=== Aim ===
Reformat the stretch of data from the line containing "Patent image size: (485, 425)." through the line containing "The annular lip 119 is at (155, 270)." as a numbered list, omitting any blank lines.

=== Data for processing ===
==================================================

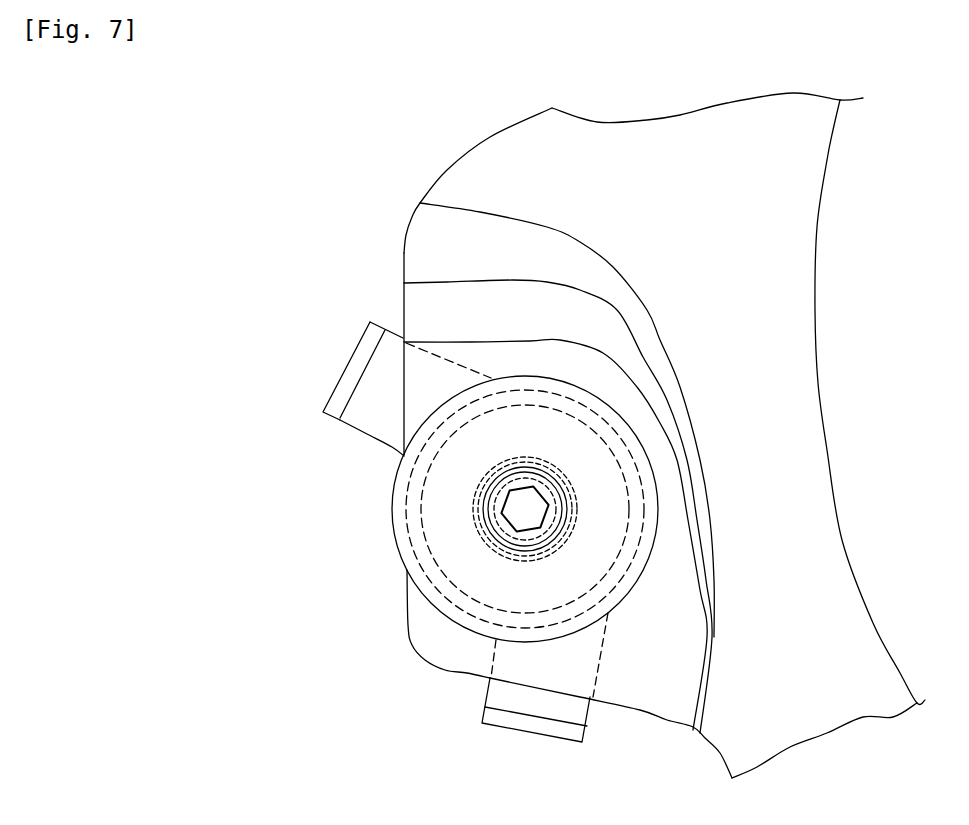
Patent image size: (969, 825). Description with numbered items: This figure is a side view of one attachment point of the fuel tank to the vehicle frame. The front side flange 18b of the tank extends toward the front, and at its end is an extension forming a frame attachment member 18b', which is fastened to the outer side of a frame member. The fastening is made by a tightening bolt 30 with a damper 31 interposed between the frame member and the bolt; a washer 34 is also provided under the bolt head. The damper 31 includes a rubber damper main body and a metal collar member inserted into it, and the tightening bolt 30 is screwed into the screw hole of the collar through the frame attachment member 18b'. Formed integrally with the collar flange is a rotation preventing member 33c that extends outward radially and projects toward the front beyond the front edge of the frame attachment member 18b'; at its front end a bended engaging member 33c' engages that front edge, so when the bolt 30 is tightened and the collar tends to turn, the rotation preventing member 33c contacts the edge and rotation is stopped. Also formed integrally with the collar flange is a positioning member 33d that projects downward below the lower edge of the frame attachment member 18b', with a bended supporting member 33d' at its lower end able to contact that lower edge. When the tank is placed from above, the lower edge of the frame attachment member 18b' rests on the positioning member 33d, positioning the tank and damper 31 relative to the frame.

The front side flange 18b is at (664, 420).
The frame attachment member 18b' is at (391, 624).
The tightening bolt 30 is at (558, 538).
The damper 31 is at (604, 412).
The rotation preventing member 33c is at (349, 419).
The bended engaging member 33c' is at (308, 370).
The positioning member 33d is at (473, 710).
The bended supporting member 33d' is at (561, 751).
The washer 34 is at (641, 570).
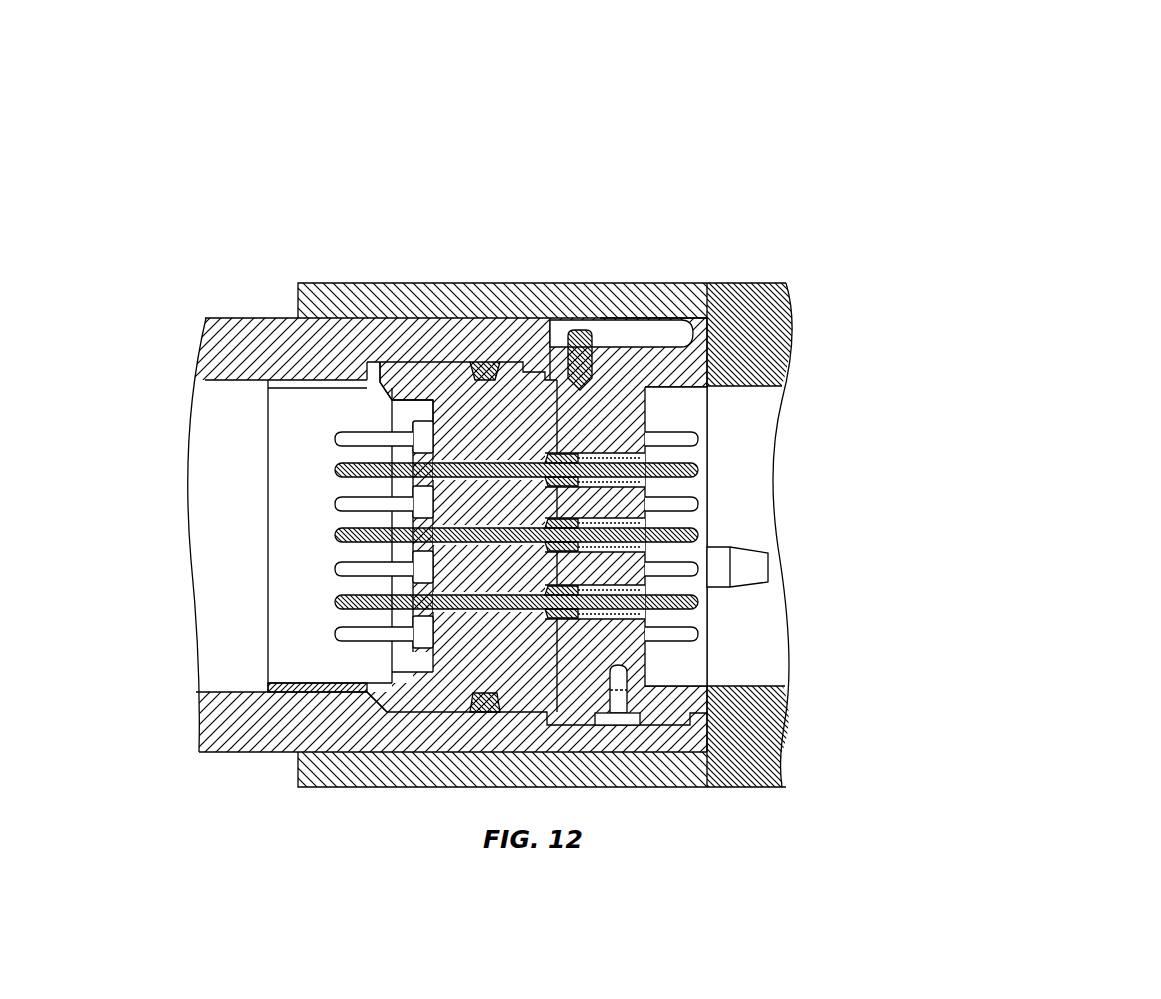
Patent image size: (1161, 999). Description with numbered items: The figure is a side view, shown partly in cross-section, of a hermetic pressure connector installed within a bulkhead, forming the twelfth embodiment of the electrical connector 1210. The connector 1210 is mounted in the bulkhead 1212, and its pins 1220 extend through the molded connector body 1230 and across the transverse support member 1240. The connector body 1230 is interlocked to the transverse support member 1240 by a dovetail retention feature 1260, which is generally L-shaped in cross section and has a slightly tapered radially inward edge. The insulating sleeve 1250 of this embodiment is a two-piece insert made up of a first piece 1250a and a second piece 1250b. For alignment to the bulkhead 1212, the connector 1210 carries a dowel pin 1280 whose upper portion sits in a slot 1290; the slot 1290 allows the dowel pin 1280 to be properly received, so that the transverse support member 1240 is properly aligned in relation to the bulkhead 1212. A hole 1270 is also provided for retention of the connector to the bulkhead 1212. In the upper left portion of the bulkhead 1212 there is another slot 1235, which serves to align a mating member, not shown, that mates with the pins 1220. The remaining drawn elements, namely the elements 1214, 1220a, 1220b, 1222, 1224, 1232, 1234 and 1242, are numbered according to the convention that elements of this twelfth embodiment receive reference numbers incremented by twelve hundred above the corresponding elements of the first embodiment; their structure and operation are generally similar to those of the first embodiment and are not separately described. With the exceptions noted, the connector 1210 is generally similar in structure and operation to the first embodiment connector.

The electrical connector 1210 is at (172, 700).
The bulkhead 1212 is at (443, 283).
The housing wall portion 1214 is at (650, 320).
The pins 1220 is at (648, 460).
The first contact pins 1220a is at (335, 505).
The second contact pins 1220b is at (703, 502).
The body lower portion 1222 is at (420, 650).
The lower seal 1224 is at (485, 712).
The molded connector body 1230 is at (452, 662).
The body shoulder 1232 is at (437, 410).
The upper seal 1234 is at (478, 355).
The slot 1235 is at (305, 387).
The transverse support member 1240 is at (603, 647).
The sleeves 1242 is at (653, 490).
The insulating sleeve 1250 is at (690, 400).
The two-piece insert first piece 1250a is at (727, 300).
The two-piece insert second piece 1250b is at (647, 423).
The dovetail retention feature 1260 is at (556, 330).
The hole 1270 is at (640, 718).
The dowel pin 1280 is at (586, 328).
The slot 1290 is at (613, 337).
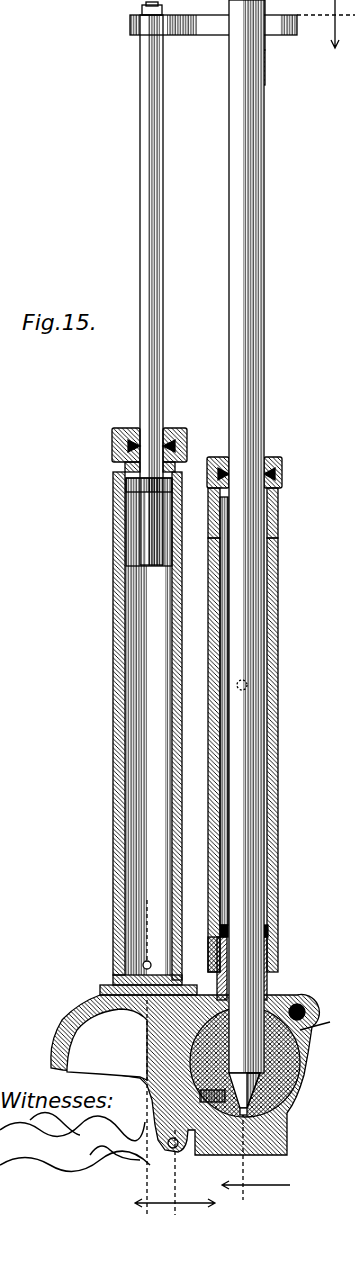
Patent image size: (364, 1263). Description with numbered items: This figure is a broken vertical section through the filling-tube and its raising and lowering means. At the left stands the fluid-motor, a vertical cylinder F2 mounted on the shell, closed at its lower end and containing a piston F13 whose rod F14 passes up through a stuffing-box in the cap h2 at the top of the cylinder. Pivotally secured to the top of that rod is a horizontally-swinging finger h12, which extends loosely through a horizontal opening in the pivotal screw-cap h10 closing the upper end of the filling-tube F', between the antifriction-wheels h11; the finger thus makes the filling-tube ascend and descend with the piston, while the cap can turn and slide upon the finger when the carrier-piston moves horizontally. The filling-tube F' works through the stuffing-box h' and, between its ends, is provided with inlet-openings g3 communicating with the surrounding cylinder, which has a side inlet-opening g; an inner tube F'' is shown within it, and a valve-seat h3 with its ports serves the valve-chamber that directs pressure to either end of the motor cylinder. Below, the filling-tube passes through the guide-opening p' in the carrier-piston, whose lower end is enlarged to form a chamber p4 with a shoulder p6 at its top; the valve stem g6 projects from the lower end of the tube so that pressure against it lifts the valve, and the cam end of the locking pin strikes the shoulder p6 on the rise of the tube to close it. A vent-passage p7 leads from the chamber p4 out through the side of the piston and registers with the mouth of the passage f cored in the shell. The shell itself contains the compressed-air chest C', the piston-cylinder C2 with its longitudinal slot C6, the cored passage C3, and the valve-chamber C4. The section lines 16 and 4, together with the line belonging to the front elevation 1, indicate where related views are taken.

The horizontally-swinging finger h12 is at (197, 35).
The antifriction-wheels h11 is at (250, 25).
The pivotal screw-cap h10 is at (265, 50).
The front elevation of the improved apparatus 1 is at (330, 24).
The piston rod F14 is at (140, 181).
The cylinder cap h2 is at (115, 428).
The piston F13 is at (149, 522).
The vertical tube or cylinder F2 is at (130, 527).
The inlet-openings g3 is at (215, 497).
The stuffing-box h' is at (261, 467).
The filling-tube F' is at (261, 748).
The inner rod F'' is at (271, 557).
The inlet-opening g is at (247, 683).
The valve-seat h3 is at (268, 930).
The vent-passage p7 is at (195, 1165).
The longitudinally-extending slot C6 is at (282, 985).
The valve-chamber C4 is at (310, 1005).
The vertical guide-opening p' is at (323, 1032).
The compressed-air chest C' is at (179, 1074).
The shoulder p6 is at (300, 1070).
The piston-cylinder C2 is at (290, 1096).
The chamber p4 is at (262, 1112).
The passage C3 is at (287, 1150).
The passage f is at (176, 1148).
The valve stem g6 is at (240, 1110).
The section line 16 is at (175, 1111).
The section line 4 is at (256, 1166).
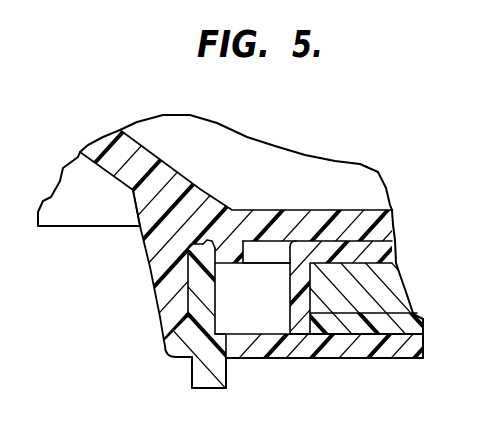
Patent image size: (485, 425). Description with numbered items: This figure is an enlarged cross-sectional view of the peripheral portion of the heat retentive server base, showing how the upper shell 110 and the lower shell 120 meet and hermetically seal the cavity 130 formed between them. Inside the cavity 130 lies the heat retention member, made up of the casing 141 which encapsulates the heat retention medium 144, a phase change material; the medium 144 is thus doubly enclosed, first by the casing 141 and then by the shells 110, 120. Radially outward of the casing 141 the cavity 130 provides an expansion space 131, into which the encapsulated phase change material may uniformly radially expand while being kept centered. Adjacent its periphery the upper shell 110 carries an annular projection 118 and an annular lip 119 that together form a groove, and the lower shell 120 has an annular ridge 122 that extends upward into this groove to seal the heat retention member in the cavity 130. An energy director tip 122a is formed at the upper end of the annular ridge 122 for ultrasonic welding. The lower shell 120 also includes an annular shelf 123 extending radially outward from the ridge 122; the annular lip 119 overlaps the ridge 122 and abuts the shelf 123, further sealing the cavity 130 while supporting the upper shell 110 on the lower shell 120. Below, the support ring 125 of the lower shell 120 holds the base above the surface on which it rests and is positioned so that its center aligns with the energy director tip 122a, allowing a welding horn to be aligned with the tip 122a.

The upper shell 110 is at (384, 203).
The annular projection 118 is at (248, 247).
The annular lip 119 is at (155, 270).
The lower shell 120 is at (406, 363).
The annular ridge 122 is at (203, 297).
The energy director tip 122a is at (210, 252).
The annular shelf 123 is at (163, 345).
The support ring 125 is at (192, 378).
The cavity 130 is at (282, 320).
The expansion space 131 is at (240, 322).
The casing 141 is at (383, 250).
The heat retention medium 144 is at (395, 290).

==================================================

=== Response to the exercise ===
1. Patent image size: (485, 425). Description with numbered items: This figure is an enlarged cross-sectional view of the peripheral portion of the heat retentive server base, showing how the upper shell 110 and the lower shell 120 meet and hermetically seal the cavity 130 formed between them. Inside the cavity 130 lies the heat retention member, made up of the casing 141 which encapsulates the heat retention medium 144, a phase change material; the medium 144 is thus doubly enclosed, first by the casing 141 and then by the shells 110, 120. Radially outward of the casing 141 the cavity 130 provides an expansion space 131, into which the encapsulated phase change material may uniformly radially expand while being kept centered. Adjacent its periphery the upper shell 110 carries an annular projection 118 and an annular lip 119 that together form a groove, and the lower shell 120 has an annular ridge 122 that extends upward into this groove to seal the heat retention member in the cavity 130. An energy director tip 122a is formed at the upper end of the annular ridge 122 for ultrasonic welding. The lower shell 120 also includes an annular shelf 123 extending radially outward from the ridge 122; the annular lip 119 overlaps the ridge 122 and abuts the shelf 123, further sealing the cavity 130 while supporting the upper shell 110 on the lower shell 120. Below, the support ring 125 of the lower shell 120 holds the base above the surface on which it rests and is positioned so that its center aligns with the energy director tip 122a, allowing a welding horn to be aligned with the tip 122a.
2. The upper shell 110 is at (384, 203).
3. The annular projection 118 is at (248, 247).
4. The annular lip 119 is at (155, 270).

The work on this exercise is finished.